Locate the line with "Decode this image" in the material. Copy that line and each one after it, through the last, exactly and with nothing else.

— start of Supplied entries —

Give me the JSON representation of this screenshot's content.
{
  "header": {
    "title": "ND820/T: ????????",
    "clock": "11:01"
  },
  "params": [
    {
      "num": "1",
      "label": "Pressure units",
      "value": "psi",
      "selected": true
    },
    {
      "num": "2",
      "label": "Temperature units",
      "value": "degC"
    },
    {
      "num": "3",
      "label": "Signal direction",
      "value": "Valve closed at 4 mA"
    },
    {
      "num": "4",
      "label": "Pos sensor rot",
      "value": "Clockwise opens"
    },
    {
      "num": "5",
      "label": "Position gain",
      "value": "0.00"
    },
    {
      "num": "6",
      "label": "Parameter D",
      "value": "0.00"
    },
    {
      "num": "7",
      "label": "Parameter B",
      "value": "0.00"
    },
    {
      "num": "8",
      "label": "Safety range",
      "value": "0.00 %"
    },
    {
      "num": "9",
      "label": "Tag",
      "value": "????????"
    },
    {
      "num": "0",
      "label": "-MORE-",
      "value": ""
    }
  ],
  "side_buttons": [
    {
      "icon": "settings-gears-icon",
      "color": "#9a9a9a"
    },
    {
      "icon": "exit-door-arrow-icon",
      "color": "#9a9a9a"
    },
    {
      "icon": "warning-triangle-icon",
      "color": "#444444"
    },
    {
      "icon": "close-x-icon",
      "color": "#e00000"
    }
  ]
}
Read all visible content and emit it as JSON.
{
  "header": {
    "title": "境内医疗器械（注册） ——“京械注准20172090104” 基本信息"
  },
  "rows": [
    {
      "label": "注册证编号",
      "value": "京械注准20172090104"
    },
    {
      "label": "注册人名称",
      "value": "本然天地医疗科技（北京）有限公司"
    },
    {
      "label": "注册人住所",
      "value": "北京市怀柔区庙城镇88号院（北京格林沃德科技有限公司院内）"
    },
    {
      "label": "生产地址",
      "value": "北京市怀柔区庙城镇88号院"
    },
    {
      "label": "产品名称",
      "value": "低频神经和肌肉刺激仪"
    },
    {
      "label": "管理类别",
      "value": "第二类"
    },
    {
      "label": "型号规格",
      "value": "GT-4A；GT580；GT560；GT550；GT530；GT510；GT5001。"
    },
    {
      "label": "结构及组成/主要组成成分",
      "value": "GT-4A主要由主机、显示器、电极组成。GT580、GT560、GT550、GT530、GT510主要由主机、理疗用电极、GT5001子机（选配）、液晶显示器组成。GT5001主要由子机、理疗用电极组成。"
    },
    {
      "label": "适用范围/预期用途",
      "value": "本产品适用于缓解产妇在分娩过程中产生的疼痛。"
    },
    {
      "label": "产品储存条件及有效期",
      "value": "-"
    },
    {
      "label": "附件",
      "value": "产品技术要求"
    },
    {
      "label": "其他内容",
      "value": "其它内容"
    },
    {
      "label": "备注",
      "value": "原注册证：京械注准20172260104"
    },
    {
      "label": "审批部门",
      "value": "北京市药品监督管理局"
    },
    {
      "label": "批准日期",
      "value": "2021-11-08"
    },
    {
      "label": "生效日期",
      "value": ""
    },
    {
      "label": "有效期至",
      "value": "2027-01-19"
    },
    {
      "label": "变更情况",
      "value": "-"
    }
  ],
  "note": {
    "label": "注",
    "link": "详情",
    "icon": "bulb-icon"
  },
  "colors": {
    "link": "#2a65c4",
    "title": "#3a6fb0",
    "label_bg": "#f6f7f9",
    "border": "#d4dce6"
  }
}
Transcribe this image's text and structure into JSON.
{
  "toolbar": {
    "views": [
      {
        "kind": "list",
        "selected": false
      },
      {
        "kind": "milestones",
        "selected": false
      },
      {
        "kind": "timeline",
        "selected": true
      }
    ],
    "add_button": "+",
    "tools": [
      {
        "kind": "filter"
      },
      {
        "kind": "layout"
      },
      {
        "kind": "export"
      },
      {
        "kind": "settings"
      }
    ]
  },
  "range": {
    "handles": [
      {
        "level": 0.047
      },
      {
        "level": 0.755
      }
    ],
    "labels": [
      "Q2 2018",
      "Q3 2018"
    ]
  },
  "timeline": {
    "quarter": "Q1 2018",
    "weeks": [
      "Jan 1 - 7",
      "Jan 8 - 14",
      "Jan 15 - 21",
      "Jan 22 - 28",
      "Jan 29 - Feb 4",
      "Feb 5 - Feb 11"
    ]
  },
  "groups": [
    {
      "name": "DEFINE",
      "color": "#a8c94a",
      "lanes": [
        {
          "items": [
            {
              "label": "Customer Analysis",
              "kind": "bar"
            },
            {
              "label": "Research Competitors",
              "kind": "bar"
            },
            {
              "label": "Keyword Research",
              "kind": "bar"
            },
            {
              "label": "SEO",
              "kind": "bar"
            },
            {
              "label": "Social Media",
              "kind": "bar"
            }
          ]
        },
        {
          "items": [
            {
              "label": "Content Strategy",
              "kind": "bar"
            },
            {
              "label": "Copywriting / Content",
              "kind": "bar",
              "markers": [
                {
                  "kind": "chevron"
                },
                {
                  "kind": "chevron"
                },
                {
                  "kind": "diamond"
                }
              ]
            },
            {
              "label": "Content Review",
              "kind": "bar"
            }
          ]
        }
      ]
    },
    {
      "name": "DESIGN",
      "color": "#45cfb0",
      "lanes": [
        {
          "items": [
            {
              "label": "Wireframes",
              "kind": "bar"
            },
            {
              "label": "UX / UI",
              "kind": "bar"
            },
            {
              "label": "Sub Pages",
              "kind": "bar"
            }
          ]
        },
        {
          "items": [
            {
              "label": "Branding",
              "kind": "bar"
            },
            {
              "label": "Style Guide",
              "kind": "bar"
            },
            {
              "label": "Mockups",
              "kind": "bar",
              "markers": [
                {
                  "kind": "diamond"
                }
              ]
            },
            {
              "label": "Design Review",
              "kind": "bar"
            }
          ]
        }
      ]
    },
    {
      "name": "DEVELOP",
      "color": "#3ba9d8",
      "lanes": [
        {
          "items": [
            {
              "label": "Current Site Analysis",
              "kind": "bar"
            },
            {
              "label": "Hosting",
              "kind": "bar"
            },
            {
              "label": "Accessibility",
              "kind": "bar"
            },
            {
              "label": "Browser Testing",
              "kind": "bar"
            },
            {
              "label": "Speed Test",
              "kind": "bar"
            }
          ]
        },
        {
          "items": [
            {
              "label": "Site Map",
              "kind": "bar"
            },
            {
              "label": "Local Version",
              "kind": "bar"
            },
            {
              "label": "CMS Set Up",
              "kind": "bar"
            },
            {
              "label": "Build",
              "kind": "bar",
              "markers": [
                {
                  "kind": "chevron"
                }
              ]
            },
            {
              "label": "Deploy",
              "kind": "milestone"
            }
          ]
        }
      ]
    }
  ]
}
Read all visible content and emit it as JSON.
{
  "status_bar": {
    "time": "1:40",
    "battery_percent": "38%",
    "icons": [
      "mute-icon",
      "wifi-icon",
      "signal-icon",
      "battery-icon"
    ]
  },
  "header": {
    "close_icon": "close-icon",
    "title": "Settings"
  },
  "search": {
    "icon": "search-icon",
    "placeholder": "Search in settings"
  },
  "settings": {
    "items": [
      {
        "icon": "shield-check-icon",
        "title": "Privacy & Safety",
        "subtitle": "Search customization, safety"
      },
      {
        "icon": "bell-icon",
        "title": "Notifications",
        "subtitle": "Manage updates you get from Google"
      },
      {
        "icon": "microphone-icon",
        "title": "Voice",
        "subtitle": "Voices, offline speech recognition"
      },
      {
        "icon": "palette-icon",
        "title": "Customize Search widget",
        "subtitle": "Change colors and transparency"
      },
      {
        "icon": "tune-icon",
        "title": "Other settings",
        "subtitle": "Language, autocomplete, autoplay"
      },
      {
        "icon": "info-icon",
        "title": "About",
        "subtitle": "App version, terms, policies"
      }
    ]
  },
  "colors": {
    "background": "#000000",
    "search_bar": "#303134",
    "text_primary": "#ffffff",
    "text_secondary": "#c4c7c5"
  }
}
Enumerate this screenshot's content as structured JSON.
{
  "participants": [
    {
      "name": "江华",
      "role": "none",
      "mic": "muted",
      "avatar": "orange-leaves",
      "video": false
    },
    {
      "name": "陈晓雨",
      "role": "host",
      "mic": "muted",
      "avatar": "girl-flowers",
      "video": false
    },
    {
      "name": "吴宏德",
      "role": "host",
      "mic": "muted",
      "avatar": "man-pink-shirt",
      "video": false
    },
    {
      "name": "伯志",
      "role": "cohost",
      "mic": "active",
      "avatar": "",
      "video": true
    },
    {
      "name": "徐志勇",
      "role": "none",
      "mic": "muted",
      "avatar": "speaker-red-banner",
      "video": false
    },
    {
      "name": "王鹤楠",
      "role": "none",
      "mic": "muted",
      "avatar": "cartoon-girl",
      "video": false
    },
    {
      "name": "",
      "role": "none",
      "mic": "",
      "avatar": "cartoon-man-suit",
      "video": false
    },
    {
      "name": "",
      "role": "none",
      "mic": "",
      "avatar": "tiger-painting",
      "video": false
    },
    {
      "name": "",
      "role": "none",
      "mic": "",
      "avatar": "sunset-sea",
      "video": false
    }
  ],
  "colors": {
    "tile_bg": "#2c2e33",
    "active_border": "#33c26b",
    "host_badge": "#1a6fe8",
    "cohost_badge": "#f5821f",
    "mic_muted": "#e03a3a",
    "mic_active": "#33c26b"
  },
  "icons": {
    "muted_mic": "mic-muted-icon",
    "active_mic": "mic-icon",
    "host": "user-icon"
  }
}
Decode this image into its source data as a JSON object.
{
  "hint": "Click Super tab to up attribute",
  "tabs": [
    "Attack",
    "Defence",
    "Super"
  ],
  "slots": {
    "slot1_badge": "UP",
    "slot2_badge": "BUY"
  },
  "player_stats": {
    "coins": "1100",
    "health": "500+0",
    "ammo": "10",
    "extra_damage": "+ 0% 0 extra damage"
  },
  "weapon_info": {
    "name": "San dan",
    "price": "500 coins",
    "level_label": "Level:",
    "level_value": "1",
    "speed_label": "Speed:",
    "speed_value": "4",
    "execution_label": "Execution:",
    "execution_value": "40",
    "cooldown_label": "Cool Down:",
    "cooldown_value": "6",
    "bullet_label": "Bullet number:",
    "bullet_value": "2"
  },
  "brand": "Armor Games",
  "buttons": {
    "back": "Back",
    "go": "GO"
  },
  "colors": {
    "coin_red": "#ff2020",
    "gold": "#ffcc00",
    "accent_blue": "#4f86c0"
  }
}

— end of Supplied entries —

Output
Decode this image into its source data as a JSON object.
{
  "hint": "Click Super tab to up attribute",
  "tabs": [
    "Attack",
    "Defence",
    "Super"
  ],
  "slots": {
    "slot1_badge": "UP",
    "slot2_badge": "BUY"
  },
  "player_stats": {
    "coins": "1100",
    "health": "500+0",
    "ammo": "10",
    "extra_damage": "+ 0% 0 extra damage"
  },
  "weapon_info": {
    "name": "San dan",
    "price": "500 coins",
    "level_label": "Level:",
    "level_value": "1",
    "speed_label": "Speed:",
    "speed_value": "4",
    "execution_label": "Execution:",
    "execution_value": "40",
    "cooldown_label": "Cool Down:",
    "cooldown_value": "6",
    "bullet_label": "Bullet number:",
    "bullet_value": "2"
  },
  "brand": "Armor Games",
  "buttons": {
    "back": "Back",
    "go": "GO"
  },
  "colors": {
    "coin_red": "#ff2020",
    "gold": "#ffcc00",
    "accent_blue": "#4f86c0"
  }
}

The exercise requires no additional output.